Records that describe figures
###

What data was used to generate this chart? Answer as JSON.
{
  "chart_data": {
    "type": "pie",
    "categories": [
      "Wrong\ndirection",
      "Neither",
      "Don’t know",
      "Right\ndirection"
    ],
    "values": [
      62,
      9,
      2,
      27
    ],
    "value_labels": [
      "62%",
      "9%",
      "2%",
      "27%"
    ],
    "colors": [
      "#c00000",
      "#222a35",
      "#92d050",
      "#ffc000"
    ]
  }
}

###

> _Job_: Nothing should be left out: repeat all of the data exactly.

> _Final result_:
What data was used to generate this chart? Answer as JSON.
{
  "chart_data": {
    "type": "pie",
    "categories": [
      "Wrong\ndirection",
      "Neither",
      "Don’t know",
      "Right\ndirection"
    ],
    "values": [
      62,
      9,
      2,
      27
    ],
    "value_labels": [
      "62%",
      "9%",
      "2%",
      "27%"
    ],
    "colors": [
      "#c00000",
      "#222a35",
      "#92d050",
      "#ffc000"
    ]
  }
}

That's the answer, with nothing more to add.